**Problem description**
Omit every picture, then give all the entries again exactly.

**Stored records**
>>>
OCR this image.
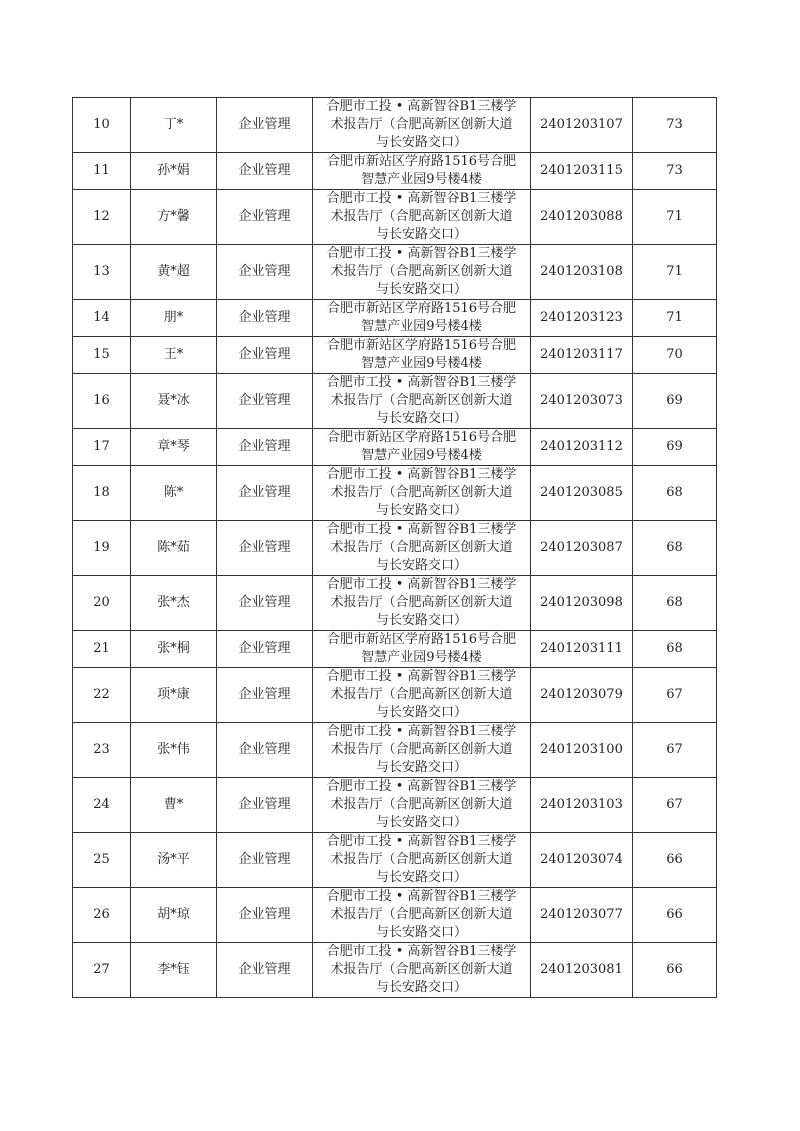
10	丁*	企业管理	合肥市工投 • 高新智谷B1三楼学
术报告厅（合肥高新区创新大道
与长安路交口）	2401203107	73
11	孙*娟	企业管理	合肥市新站区学府路1516号合肥
智慧产业园9号楼4楼	2401203115	73
12	方*馨	企业管理	合肥市工投 • 高新智谷B1三楼学
术报告厅（合肥高新区创新大道
与长安路交口）	2401203088	71
13	黄*超	企业管理	合肥市工投 • 高新智谷B1三楼学
术报告厅（合肥高新区创新大道
与长安路交口）	2401203108	71
14	朋*	企业管理	合肥市新站区学府路1516号合肥
智慧产业园9号楼4楼	2401203123	71
15	王*	企业管理	合肥市新站区学府路1516号合肥
智慧产业园9号楼4楼	2401203117	70
16	聂*冰	企业管理	合肥市工投 • 高新智谷B1三楼学
术报告厅（合肥高新区创新大道
与长安路交口）	2401203073	69
17	章*琴	企业管理	合肥市新站区学府路1516号合肥
智慧产业园9号楼4楼	2401203112	69
18	陈*	企业管理	合肥市工投 • 高新智谷B1三楼学
术报告厅（合肥高新区创新大道
与长安路交口）	2401203085	68
19	陈*茹	企业管理	合肥市工投 • 高新智谷B1三楼学
术报告厅（合肥高新区创新大道
与长安路交口）	2401203087	68
20	张*杰	企业管理	合肥市工投 • 高新智谷B1三楼学
术报告厅（合肥高新区创新大道
与长安路交口）	2401203098	68
21	张*桐	企业管理	合肥市新站区学府路1516号合肥
智慧产业园9号楼4楼	2401203111	68
22	项*康	企业管理	合肥市工投 • 高新智谷B1三楼学
术报告厅（合肥高新区创新大道
与长安路交口）	2401203079	67
23	张*伟	企业管理	合肥市工投 • 高新智谷B1三楼学
术报告厅（合肥高新区创新大道
与长安路交口）	2401203100	67
24	曹*	企业管理	合肥市工投 • 高新智谷B1三楼学
术报告厅（合肥高新区创新大道
与长安路交口）	2401203103	67
25	汤*平	企业管理	合肥市工投 • 高新智谷B1三楼学
术报告厅（合肥高新区创新大道
与长安路交口）	2401203074	66
26	胡*琼	企业管理	合肥市工投 • 高新智谷B1三楼学
术报告厅（合肥高新区创新大道
与长安路交口）	2401203077	66
27	李*钰	企业管理	合肥市工投 • 高新智谷B1三楼学
术报告厅（合肥高新区创新大道
与长安路交口）	2401203081	66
<<<
**Finished answer**
OCR this image.
10	丁*	企业管理	合肥市工投 • 高新智谷B1三楼学
术报告厅（合肥高新区创新大道
与长安路交口）	2401203107	73
11	孙*娟	企业管理	合肥市新站区学府路1516号合肥
智慧产业园9号楼4楼	2401203115	73
12	方*馨	企业管理	合肥市工投 • 高新智谷B1三楼学
术报告厅（合肥高新区创新大道
与长安路交口）	2401203088	71
13	黄*超	企业管理	合肥市工投 • 高新智谷B1三楼学
术报告厅（合肥高新区创新大道
与长安路交口）	2401203108	71
14	朋*	企业管理	合肥市新站区学府路1516号合肥
智慧产业园9号楼4楼	2401203123	71
15	王*	企业管理	合肥市新站区学府路1516号合肥
智慧产业园9号楼4楼	2401203117	70
16	聂*冰	企业管理	合肥市工投 • 高新智谷B1三楼学
术报告厅（合肥高新区创新大道
与长安路交口）	2401203073	69
17	章*琴	企业管理	合肥市新站区学府路1516号合肥
智慧产业园9号楼4楼	2401203112	69
18	陈*	企业管理	合肥市工投 • 高新智谷B1三楼学
术报告厅（合肥高新区创新大道
与长安路交口）	2401203085	68
19	陈*茹	企业管理	合肥市工投 • 高新智谷B1三楼学
术报告厅（合肥高新区创新大道
与长安路交口）	2401203087	68
20	张*杰	企业管理	合肥市工投 • 高新智谷B1三楼学
术报告厅（合肥高新区创新大道
与长安路交口）	2401203098	68
21	张*桐	企业管理	合肥市新站区学府路1516号合肥
智慧产业园9号楼4楼	2401203111	68
22	项*康	企业管理	合肥市工投 • 高新智谷B1三楼学
术报告厅（合肥高新区创新大道
与长安路交口）	2401203079	67
23	张*伟	企业管理	合肥市工投 • 高新智谷B1三楼学
术报告厅（合肥高新区创新大道
与长安路交口）	2401203100	67
24	曹*	企业管理	合肥市工投 • 高新智谷B1三楼学
术报告厅（合肥高新区创新大道
与长安路交口）	2401203103	67
25	汤*平	企业管理	合肥市工投 • 高新智谷B1三楼学
术报告厅（合肥高新区创新大道
与长安路交口）	2401203074	66
26	胡*琼	企业管理	合肥市工投 • 高新智谷B1三楼学
术报告厅（合肥高新区创新大道
与长安路交口）	2401203077	66
27	李*钰	企业管理	合肥市工投 • 高新智谷B1三楼学
术报告厅（合肥高新区创新大道
与长安路交口）	2401203081	66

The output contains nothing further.